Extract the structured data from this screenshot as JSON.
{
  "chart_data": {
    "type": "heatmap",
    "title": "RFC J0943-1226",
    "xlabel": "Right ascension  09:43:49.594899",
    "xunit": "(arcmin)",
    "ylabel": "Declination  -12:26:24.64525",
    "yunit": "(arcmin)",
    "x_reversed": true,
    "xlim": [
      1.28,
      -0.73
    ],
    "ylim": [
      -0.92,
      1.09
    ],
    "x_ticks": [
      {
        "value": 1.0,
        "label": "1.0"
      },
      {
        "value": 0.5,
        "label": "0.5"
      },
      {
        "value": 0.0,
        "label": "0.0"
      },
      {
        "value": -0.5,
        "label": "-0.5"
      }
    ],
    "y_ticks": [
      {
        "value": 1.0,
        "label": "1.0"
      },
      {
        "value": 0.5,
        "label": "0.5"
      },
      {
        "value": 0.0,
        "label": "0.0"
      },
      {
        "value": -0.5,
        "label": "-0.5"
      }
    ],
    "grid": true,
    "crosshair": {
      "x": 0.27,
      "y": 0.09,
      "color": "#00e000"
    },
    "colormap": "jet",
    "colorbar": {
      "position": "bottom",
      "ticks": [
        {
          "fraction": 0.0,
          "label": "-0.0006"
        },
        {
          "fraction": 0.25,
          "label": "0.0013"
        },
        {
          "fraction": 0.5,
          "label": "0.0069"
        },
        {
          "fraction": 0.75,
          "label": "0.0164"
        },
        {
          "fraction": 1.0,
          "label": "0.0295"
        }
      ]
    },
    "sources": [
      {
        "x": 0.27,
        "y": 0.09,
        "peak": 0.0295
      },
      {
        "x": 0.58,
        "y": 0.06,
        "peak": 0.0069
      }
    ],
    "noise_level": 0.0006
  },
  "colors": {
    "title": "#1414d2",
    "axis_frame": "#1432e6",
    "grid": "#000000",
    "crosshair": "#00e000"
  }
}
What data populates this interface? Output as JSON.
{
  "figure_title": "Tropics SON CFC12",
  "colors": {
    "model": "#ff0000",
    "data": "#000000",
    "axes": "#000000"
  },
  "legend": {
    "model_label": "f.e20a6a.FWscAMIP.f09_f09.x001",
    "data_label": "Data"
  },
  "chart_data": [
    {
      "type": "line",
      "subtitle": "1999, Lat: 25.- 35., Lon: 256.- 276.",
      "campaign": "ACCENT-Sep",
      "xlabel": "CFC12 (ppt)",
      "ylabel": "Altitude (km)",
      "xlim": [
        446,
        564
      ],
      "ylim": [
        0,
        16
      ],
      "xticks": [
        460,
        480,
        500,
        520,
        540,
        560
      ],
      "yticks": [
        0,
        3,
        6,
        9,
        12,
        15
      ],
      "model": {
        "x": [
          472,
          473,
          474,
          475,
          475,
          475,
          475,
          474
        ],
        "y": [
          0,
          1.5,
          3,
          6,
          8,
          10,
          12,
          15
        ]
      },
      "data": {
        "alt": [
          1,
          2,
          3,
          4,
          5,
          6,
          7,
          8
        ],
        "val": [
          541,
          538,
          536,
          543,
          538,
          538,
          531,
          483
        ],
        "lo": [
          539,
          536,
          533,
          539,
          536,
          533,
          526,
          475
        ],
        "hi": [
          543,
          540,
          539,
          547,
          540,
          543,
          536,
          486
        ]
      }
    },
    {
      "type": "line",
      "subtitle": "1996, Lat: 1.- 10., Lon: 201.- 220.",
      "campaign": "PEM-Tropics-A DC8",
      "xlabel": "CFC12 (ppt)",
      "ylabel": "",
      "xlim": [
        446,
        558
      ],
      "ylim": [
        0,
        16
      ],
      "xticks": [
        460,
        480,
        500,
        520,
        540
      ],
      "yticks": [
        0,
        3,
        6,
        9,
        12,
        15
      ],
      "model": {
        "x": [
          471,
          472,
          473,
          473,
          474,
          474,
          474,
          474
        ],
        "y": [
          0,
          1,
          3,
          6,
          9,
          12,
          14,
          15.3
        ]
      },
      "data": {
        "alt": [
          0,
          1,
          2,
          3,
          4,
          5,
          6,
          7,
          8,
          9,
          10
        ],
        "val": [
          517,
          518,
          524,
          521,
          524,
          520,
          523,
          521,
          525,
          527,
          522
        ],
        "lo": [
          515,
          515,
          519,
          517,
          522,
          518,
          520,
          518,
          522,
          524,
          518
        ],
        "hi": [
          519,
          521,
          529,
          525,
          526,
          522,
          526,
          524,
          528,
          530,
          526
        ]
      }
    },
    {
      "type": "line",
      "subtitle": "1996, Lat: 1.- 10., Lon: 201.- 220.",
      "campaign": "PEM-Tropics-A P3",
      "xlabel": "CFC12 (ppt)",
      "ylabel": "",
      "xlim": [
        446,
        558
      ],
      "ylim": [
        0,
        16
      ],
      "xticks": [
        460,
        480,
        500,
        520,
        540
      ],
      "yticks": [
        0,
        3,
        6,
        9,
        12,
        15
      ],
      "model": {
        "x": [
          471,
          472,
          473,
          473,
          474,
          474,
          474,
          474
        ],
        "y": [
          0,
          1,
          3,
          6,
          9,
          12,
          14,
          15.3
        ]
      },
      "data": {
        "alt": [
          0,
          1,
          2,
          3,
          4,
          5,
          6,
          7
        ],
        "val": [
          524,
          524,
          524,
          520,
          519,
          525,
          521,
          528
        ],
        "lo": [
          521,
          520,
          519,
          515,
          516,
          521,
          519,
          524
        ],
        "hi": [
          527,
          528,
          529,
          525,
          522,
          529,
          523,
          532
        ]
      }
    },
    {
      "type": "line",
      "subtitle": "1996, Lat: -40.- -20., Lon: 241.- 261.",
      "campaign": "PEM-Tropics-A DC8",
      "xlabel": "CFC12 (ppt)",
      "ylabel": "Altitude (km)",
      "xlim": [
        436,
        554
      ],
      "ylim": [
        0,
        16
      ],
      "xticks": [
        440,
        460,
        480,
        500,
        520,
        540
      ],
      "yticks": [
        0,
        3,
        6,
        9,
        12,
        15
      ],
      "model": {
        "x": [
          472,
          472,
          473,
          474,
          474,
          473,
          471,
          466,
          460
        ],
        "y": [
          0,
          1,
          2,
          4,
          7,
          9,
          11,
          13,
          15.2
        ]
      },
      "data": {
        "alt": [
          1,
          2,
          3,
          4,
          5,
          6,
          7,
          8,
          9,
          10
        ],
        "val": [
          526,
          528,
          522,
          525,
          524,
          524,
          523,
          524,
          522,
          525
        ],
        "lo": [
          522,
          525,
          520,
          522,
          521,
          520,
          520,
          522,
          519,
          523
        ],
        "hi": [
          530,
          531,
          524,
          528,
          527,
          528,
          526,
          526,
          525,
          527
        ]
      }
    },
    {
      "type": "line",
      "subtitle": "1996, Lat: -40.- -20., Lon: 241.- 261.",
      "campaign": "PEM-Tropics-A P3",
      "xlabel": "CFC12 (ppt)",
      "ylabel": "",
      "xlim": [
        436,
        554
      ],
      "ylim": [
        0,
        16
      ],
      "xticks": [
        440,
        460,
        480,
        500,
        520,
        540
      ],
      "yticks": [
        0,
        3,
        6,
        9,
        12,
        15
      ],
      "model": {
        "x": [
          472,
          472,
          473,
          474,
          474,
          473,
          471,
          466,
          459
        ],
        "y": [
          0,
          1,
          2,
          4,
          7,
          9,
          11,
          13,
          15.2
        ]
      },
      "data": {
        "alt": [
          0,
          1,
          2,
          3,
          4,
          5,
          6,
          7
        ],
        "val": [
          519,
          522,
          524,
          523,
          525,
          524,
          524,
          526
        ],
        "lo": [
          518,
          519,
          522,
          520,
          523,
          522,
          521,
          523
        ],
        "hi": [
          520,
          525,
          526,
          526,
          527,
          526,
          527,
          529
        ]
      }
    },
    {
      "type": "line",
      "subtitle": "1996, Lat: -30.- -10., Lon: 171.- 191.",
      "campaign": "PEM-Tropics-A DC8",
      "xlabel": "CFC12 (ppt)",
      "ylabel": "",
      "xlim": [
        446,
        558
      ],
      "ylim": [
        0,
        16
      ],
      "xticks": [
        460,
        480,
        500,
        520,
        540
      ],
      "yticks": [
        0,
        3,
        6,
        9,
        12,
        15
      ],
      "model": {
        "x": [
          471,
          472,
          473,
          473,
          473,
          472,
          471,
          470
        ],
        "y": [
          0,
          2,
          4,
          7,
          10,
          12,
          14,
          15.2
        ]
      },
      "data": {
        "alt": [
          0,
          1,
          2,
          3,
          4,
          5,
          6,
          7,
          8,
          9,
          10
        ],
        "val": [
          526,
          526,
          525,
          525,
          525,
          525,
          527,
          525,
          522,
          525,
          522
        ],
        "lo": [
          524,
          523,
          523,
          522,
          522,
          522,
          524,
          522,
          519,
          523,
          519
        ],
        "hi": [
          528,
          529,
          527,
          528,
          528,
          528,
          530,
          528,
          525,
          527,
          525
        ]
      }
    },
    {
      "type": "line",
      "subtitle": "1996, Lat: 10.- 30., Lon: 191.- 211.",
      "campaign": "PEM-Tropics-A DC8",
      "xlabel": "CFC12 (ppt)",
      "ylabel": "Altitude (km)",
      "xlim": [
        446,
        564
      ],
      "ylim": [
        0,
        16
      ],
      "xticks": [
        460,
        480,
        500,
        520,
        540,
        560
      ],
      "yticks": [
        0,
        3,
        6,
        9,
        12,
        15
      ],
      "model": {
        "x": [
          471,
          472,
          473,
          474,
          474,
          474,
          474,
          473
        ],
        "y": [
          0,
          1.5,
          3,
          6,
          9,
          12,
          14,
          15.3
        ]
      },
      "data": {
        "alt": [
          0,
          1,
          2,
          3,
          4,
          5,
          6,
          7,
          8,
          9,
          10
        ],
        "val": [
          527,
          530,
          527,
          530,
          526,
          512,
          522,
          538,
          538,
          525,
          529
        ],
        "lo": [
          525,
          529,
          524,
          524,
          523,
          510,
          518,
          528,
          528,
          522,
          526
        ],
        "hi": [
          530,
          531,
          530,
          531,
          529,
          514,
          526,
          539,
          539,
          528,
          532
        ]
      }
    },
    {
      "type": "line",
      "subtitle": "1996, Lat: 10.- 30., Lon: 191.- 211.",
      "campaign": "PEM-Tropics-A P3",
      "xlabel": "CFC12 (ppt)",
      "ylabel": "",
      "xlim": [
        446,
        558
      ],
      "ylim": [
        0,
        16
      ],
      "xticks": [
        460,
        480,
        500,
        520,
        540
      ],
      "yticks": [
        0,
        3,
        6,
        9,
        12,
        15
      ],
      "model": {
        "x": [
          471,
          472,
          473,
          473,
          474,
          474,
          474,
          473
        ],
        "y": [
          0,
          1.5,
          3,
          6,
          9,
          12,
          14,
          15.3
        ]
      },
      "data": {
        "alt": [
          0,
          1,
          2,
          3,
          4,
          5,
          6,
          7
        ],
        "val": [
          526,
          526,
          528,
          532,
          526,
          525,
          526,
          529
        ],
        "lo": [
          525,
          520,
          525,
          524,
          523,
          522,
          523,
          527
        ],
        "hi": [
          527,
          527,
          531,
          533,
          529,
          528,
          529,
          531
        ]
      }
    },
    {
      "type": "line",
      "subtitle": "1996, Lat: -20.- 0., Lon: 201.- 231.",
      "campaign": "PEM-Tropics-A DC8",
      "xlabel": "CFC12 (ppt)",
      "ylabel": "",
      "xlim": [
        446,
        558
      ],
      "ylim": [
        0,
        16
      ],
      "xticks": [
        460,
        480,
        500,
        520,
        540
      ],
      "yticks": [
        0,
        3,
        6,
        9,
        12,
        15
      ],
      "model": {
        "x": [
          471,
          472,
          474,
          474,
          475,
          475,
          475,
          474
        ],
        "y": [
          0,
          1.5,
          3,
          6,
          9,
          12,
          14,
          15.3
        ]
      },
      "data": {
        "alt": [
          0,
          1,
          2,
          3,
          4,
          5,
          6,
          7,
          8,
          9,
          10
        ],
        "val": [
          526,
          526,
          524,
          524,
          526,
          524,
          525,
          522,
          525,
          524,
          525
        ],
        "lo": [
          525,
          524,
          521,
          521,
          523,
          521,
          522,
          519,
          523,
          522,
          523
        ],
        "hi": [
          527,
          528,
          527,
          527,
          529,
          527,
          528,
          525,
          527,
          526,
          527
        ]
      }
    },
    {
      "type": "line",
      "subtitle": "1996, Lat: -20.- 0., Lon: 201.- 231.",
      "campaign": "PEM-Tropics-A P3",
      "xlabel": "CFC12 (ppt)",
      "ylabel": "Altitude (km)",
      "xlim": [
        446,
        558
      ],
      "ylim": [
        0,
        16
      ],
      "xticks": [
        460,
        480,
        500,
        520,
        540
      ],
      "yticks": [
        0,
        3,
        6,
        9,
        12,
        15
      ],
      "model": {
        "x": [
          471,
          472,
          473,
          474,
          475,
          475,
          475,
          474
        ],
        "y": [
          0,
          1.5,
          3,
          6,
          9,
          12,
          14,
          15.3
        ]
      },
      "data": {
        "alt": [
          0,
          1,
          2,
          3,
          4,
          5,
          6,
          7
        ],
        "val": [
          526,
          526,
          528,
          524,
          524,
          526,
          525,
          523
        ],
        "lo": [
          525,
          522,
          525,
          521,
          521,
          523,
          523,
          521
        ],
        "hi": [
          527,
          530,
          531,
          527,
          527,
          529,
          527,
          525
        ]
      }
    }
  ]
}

****************

### YOUR INSTRUCTIONS
Filter the records above for lines containing the word "this", and copy those lines.

### TASK ANSWER
Extract the structured data from this screenshot as JSON.
What data populates this interface? Output as JSON.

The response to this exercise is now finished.